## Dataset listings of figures
#####
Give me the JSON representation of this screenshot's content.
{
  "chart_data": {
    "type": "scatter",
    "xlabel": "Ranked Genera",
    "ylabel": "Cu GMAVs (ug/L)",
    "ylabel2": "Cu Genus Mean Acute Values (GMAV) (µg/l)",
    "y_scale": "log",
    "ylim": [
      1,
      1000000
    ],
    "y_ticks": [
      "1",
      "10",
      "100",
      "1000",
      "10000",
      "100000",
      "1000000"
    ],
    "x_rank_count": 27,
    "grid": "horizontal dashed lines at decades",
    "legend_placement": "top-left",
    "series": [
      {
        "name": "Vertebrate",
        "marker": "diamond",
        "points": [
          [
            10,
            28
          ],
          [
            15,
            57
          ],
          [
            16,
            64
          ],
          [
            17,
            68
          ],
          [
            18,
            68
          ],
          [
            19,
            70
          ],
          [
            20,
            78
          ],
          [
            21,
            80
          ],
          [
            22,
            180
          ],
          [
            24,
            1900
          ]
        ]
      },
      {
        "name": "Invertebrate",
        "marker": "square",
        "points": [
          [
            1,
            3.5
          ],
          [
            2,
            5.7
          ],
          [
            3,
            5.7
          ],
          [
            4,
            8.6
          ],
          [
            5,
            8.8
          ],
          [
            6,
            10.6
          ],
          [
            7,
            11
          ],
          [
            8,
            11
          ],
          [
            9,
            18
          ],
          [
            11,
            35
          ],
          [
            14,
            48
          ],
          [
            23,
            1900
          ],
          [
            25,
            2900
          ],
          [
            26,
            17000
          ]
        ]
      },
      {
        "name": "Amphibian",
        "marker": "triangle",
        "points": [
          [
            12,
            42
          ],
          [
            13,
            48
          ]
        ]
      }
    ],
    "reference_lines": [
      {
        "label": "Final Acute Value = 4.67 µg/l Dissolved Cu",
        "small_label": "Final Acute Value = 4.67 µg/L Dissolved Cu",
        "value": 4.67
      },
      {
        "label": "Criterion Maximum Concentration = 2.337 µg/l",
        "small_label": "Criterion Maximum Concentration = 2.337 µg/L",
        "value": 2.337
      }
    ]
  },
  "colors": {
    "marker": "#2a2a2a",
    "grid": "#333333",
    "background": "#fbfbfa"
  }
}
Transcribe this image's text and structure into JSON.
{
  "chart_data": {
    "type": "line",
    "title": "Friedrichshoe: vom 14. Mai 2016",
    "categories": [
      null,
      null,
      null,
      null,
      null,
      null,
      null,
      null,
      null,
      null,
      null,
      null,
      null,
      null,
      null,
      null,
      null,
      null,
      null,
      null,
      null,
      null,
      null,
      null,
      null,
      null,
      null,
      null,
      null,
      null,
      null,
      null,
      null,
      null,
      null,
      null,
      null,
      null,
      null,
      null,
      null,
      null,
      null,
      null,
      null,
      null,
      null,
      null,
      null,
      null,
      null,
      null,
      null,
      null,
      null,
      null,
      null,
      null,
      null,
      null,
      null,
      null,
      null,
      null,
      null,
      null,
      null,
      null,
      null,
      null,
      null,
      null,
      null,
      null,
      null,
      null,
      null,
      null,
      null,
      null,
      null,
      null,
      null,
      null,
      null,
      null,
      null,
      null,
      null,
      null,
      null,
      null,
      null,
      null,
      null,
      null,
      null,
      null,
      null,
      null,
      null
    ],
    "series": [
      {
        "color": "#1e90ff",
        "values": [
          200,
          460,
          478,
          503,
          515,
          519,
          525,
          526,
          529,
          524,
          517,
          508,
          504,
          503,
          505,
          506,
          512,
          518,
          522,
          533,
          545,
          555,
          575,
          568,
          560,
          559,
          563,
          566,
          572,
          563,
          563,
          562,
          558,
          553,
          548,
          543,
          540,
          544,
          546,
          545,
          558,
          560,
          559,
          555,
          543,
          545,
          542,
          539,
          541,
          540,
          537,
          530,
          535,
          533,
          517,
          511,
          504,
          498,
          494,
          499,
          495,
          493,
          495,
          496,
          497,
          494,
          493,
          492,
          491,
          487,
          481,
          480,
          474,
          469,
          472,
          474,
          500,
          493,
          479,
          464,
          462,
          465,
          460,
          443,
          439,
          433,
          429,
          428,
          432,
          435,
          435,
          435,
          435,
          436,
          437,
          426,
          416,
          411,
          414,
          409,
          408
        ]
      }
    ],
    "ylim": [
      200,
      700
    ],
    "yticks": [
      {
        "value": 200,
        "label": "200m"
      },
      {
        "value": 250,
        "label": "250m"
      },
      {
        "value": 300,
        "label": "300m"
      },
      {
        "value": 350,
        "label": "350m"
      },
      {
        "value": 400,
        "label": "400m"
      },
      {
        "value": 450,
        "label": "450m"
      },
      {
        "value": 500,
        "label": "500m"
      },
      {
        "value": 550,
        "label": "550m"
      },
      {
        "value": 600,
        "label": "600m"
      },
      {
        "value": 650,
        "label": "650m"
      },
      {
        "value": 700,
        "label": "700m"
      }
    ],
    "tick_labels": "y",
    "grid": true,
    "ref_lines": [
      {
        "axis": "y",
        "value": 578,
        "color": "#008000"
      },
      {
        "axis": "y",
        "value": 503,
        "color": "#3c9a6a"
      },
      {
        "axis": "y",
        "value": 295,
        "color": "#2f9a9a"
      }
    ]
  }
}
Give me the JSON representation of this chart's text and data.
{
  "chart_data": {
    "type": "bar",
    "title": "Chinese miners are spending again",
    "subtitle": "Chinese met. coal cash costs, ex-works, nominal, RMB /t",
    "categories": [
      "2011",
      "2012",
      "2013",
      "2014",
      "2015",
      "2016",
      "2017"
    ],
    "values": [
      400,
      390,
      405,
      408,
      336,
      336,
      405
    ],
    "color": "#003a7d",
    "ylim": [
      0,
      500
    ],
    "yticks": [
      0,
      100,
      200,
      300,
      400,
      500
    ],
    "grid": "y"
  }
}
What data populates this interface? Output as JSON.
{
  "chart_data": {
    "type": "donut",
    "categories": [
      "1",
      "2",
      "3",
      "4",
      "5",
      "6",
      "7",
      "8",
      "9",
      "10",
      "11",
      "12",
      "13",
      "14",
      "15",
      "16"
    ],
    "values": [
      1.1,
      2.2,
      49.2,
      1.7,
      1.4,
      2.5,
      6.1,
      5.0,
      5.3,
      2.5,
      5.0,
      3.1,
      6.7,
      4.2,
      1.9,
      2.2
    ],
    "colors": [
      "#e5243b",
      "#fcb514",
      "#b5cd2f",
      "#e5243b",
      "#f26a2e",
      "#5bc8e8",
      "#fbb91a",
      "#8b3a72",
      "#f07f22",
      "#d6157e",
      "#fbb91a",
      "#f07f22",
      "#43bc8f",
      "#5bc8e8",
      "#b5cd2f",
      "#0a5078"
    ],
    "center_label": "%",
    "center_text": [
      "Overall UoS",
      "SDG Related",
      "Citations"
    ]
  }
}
#####
## Exercise requirements
Return every record above exactly as it appears.

## Correct result
Give me the JSON representation of this screenshot's content.
{
  "chart_data": {
    "type": "scatter",
    "xlabel": "Ranked Genera",
    "ylabel": "Cu GMAVs (ug/L)",
    "ylabel2": "Cu Genus Mean Acute Values (GMAV) (µg/l)",
    "y_scale": "log",
    "ylim": [
      1,
      1000000
    ],
    "y_ticks": [
      "1",
      "10",
      "100",
      "1000",
      "10000",
      "100000",
      "1000000"
    ],
    "x_rank_count": 27,
    "grid": "horizontal dashed lines at decades",
    "legend_placement": "top-left",
    "series": [
      {
        "name": "Vertebrate",
        "marker": "diamond",
        "points": [
          [
            10,
            28
          ],
          [
            15,
            57
          ],
          [
            16,
            64
          ],
          [
            17,
            68
          ],
          [
            18,
            68
          ],
          [
            19,
            70
          ],
          [
            20,
            78
          ],
          [
            21,
            80
          ],
          [
            22,
            180
          ],
          [
            24,
            1900
          ]
        ]
      },
      {
        "name": "Invertebrate",
        "marker": "square",
        "points": [
          [
            1,
            3.5
          ],
          [
            2,
            5.7
          ],
          [
            3,
            5.7
          ],
          [
            4,
            8.6
          ],
          [
            5,
            8.8
          ],
          [
            6,
            10.6
          ],
          [
            7,
            11
          ],
          [
            8,
            11
          ],
          [
            9,
            18
          ],
          [
            11,
            35
          ],
          [
            14,
            48
          ],
          [
            23,
            1900
          ],
          [
            25,
            2900
          ],
          [
            26,
            17000
          ]
        ]
      },
      {
        "name": "Amphibian",
        "marker": "triangle",
        "points": [
          [
            12,
            42
          ],
          [
            13,
            48
          ]
        ]
      }
    ],
    "reference_lines": [
      {
        "label": "Final Acute Value = 4.67 µg/l Dissolved Cu",
        "small_label": "Final Acute Value = 4.67 µg/L Dissolved Cu",
        "value": 4.67
      },
      {
        "label": "Criterion Maximum Concentration = 2.337 µg/l",
        "small_label": "Criterion Maximum Concentration = 2.337 µg/L",
        "value": 2.337
      }
    ]
  },
  "colors": {
    "marker": "#2a2a2a",
    "grid": "#333333",
    "background": "#fbfbfa"
  }
}
Transcribe this image's text and structure into JSON.
{
  "chart_data": {
    "type": "line",
    "title": "Friedrichshoe: vom 14. Mai 2016",
    "categories": [
      null,
      null,
      null,
      null,
      null,
      null,
      null,
      null,
      null,
      null,
      null,
      null,
      null,
      null,
      null,
      null,
      null,
      null,
      null,
      null,
      null,
      null,
      null,
      null,
      null,
      null,
      null,
      null,
      null,
      null,
      null,
      null,
      null,
      null,
      null,
      null,
      null,
      null,
      null,
      null,
      null,
      null,
      null,
      null,
      null,
      null,
      null,
      null,
      null,
      null,
      null,
      null,
      null,
      null,
      null,
      null,
      null,
      null,
      null,
      null,
      null,
      null,
      null,
      null,
      null,
      null,
      null,
      null,
      null,
      null,
      null,
      null,
      null,
      null,
      null,
      null,
      null,
      null,
      null,
      null,
      null,
      null,
      null,
      null,
      null,
      null,
      null,
      null,
      null,
      null,
      null,
      null,
      null,
      null,
      null,
      null,
      null,
      null,
      null,
      null,
      null
    ],
    "series": [
      {
        "color": "#1e90ff",
        "values": [
          200,
          460,
          478,
          503,
          515,
          519,
          525,
          526,
          529,
          524,
          517,
          508,
          504,
          503,
          505,
          506,
          512,
          518,
          522,
          533,
          545,
          555,
          575,
          568,
          560,
          559,
          563,
          566,
          572,
          563,
          563,
          562,
          558,
          553,
          548,
          543,
          540,
          544,
          546,
          545,
          558,
          560,
          559,
          555,
          543,
          545,
          542,
          539,
          541,
          540,
          537,
          530,
          535,
          533,
          517,
          511,
          504,
          498,
          494,
          499,
          495,
          493,
          495,
          496,
          497,
          494,
          493,
          492,
          491,
          487,
          481,
          480,
          474,
          469,
          472,
          474,
          500,
          493,
          479,
          464,
          462,
          465,
          460,
          443,
          439,
          433,
          429,
          428,
          432,
          435,
          435,
          435,
          435,
          436,
          437,
          426,
          416,
          411,
          414,
          409,
          408
        ]
      }
    ],
    "ylim": [
      200,
      700
    ],
    "yticks": [
      {
        "value": 200,
        "label": "200m"
      },
      {
        "value": 250,
        "label": "250m"
      },
      {
        "value": 300,
        "label": "300m"
      },
      {
        "value": 350,
        "label": "350m"
      },
      {
        "value": 400,
        "label": "400m"
      },
      {
        "value": 450,
        "label": "450m"
      },
      {
        "value": 500,
        "label": "500m"
      },
      {
        "value": 550,
        "label": "550m"
      },
      {
        "value": 600,
        "label": "600m"
      },
      {
        "value": 650,
        "label": "650m"
      },
      {
        "value": 700,
        "label": "700m"
      }
    ],
    "tick_labels": "y",
    "grid": true,
    "ref_lines": [
      {
        "axis": "y",
        "value": 578,
        "color": "#008000"
      },
      {
        "axis": "y",
        "value": 503,
        "color": "#3c9a6a"
      },
      {
        "axis": "y",
        "value": 295,
        "color": "#2f9a9a"
      }
    ]
  }
}
Give me the JSON representation of this chart's text and data.
{
  "chart_data": {
    "type": "bar",
    "title": "Chinese miners are spending again",
    "subtitle": "Chinese met. coal cash costs, ex-works, nominal, RMB /t",
    "categories": [
      "2011",
      "2012",
      "2013",
      "2014",
      "2015",
      "2016",
      "2017"
    ],
    "values": [
      400,
      390,
      405,
      408,
      336,
      336,
      405
    ],
    "color": "#003a7d",
    "ylim": [
      0,
      500
    ],
    "yticks": [
      0,
      100,
      200,
      300,
      400,
      500
    ],
    "grid": "y"
  }
}
What data populates this interface? Output as JSON.
{
  "chart_data": {
    "type": "donut",
    "categories": [
      "1",
      "2",
      "3",
      "4",
      "5",
      "6",
      "7",
      "8",
      "9",
      "10",
      "11",
      "12",
      "13",
      "14",
      "15",
      "16"
    ],
    "values": [
      1.1,
      2.2,
      49.2,
      1.7,
      1.4,
      2.5,
      6.1,
      5.0,
      5.3,
      2.5,
      5.0,
      3.1,
      6.7,
      4.2,
      1.9,
      2.2
    ],
    "colors": [
      "#e5243b",
      "#fcb514",
      "#b5cd2f",
      "#e5243b",
      "#f26a2e",
      "#5bc8e8",
      "#fbb91a",
      "#8b3a72",
      "#f07f22",
      "#d6157e",
      "#fbb91a",
      "#f07f22",
      "#43bc8f",
      "#5bc8e8",
      "#b5cd2f",
      "#0a5078"
    ],
    "center_label": "%",
    "center_text": [
      "Overall UoS",
      "SDG Related",
      "Citations"
    ]
  }
}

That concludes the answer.